━━ Dataset rows

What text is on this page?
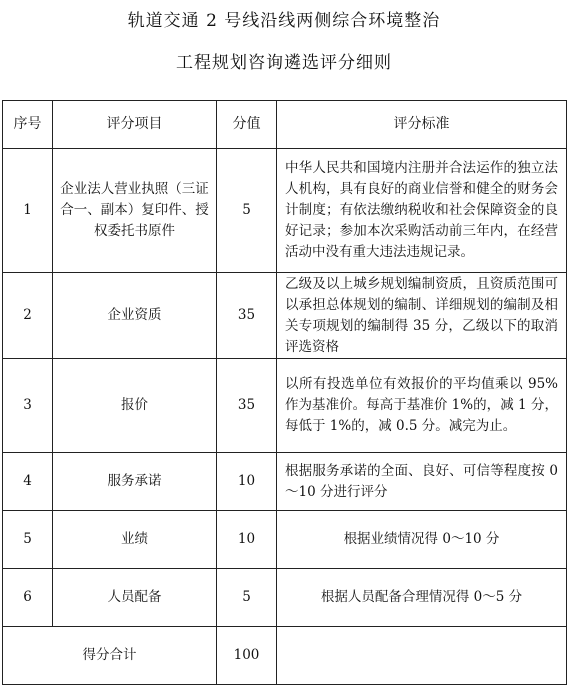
轨道交通 2 号线沿线两侧综合环境整治
工程规划咨询遴选评分细则
序号	评分项目	分值	评分标准
1	企业法人营业执照（三证合一、副本）复印件、授权委托书原件	5	中华人民共和国境内注册并合法运作的独立法人机构，具有良好的商业信誉和健全的财务会计制度；有依法缴纳税收和社会保障资金的良好记录；参加本次采购活动前三年内，在经营活动中没有重大违法违规记录。
2	企业资质	35	乙级及以上城乡规划编制资质，且资质范围可以承担总体规划的编制、详细规划的编制及相关专项规划的编制得 35 分，乙级以下的取消评选资格
3	报价	35	以所有投选单位有效报价的平均值乘以 95%作为基准价。每高于基准价 1%的，减 1 分，每低于 1%的，减 0.5 分。减完为止。
4	服务承诺	10	根据服务承诺的全面、良好、可信等程度按 0～10 分进行评分
5	业绩	10	根据业绩情况得 0～10 分
6	人员配备	5	根据人员配备合理情况得 0～5 分
得分合计		100	
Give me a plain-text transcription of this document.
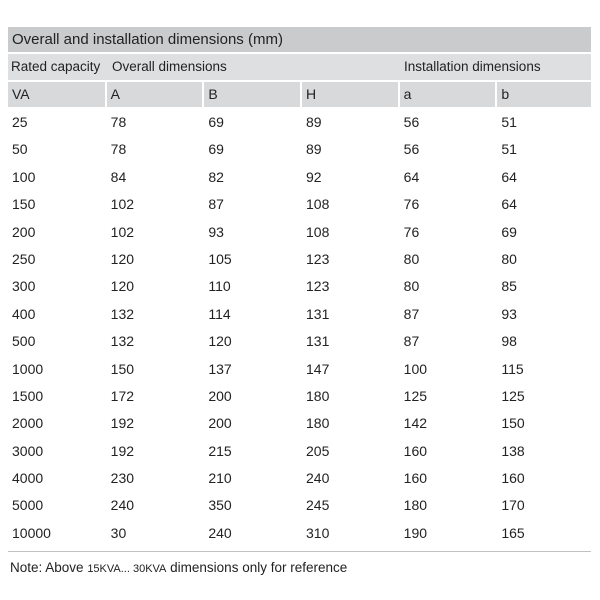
Overall and installation dimensions (mm)
Rated capacity Overall dimensions	Installation dimensions
VA	A	B	H	a	b
25	78	69	89	56	51
50	78	69	89	56	51
100	84	82	92	64	64
150	102	87	108	76	64
200	102	93	108	76	69
250	120	105	123	80	80
300	120	110	123	80	85
400	132	114	131	87	93
500	132	120	131	87	98
1000	150	137	147	100	115
1500	172	200	180	125	125
2000	192	200	180	142	150
3000	192	215	205	160	138
4000	230	210	240	160	160
5000	240	350	245	180	170
10000	30	240	310	190	165
Note: Above 15KVA... 30KVA dimensions only for reference
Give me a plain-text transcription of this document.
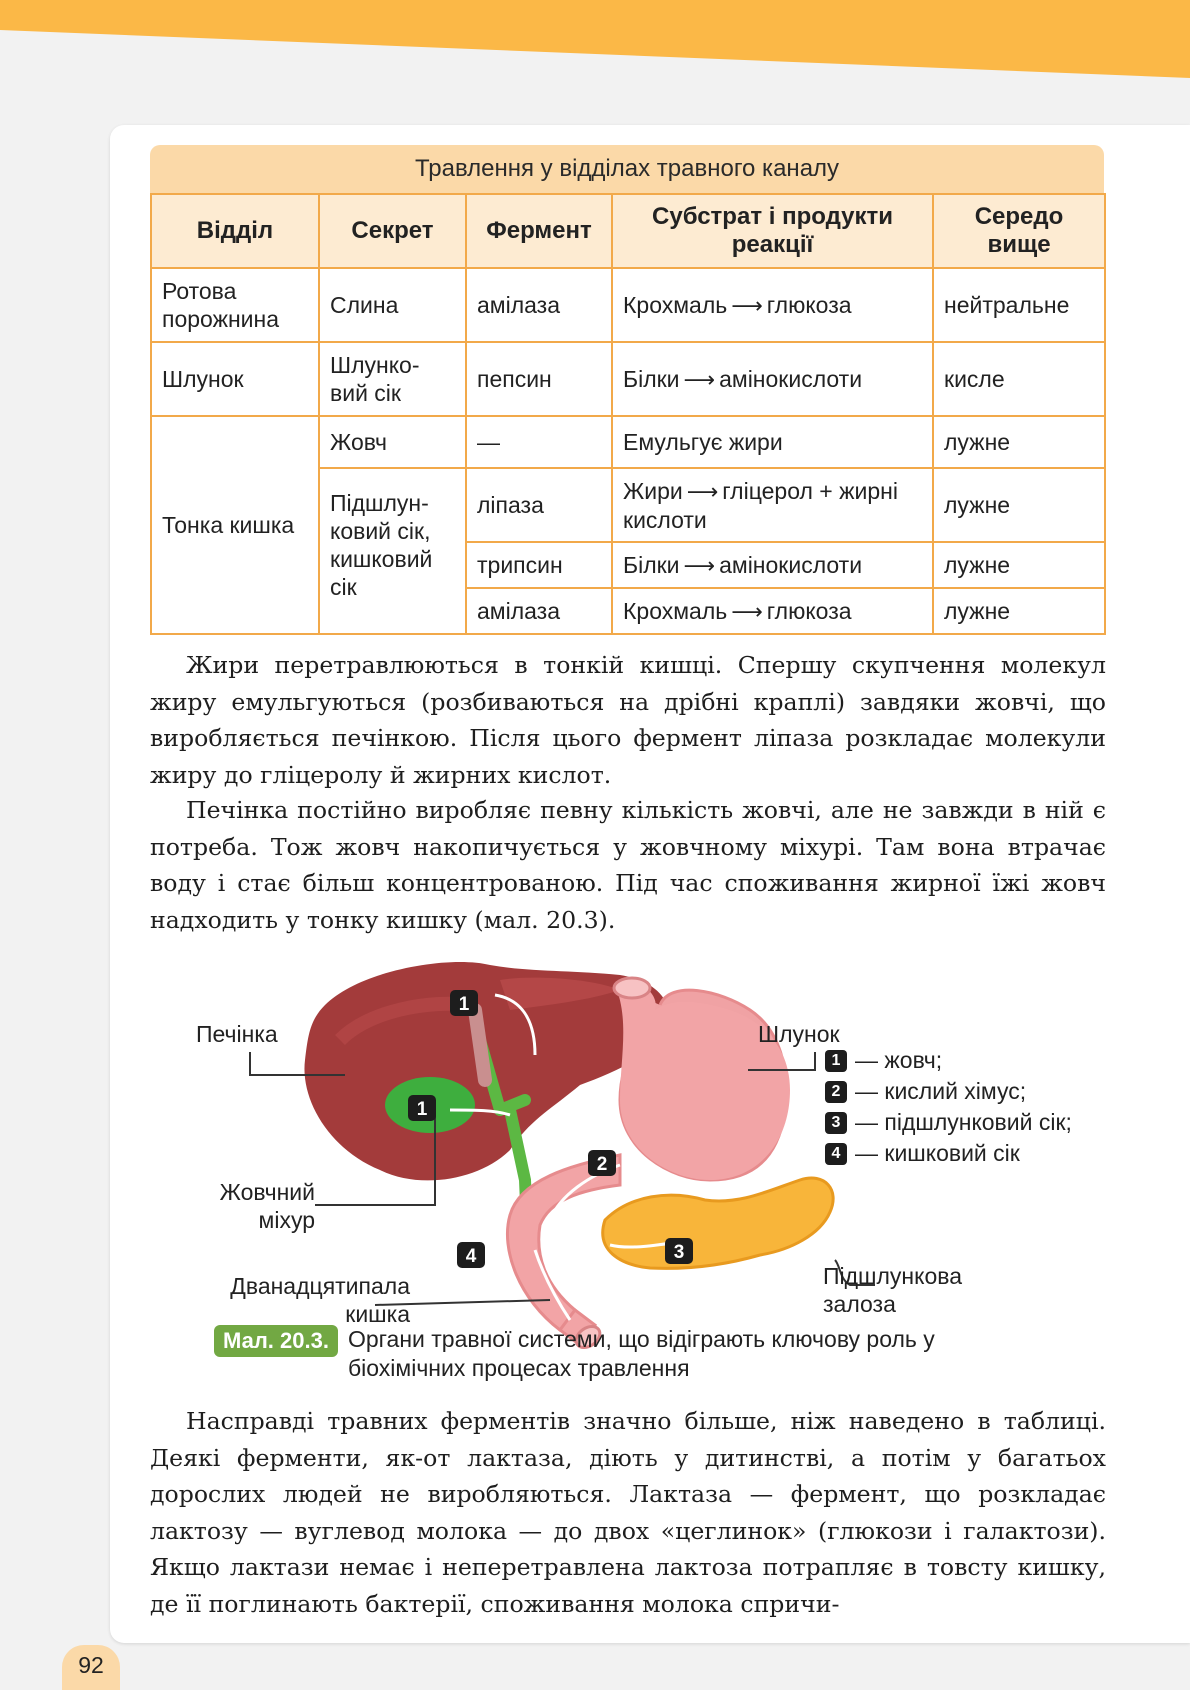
Травлення у відділах травного каналу
Відділ	Секрет	Фермент	Субстрат і продукти реакції	Середо вище
Ротова порожнина	Слина	амілаза	Крохмаль ⟶ глюкоза	нейтральне
Шлунок	Шлунко-вий сік	пепсин	Білки ⟶ амінокислоти	кисле
Тонка кишка	Жовч	—	Емульгує жири	лужне
	Підшлун-ковий сік, кишковий сік	ліпаза	Жири ⟶ гліцерол + жирні кислоти	лужне
		трипсин	Білки ⟶ амінокислоти	лужне
		амілаза	Крохмаль ⟶ глюкоза	лужне

Жири перетравлюються в тонкій кишці. Спершу скупчення молекул жиру емульгуються (розбиваються на дрібні краплі) завдяки жовчі, що виробляється печінкою. Після цього фермент ліпаза розкладає молекули жиру до гліцеролу й жирних кислот.

Печінка постійно виробляє певну кількість жовчі, але не завжди в ній є потреба. Тож жовч накопичується у жовчному міхурі. Там вона втрачає воду і стає більш концентрованою. Під час споживання жирної їжі жовч надходить у тонку кишку (мал. 20.3).

1
1
2
3
4
Печінка	Шлунок
Жовчний
міхур
Дванадцятипала
кишка
Підшлункова
залоза
1 — жовч;
2 — кислий хімус;
3 — підшлунковий сік;
4 — кишковий сік
Мал. 20.3. Органи травної системи, що відіграють ключову роль у біохімічних процесах травлення

Насправді травних ферментів значно більше, ніж наведено в таблиці. Деякі ферменти, як-от лактаза, діють у дитинстві, а потім у багатьох дорослих людей не виробляються. Лактаза — фермент, що розкладає лактозу — вуглевод молока — до двох «цеглинок» (глюкози і галактози). Якщо лактази немає і неперетравлена лактоза потрапляє в товсту кишку, де її поглинають бактерії, споживання молока спричи-

92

━━━━

> **What is expected**: Copy each line from the data above that includes "Overall".

> **Complete answer**:
Overall and installation dimensions (mm)
Rated capacity Overall dimensions	Installation dimensions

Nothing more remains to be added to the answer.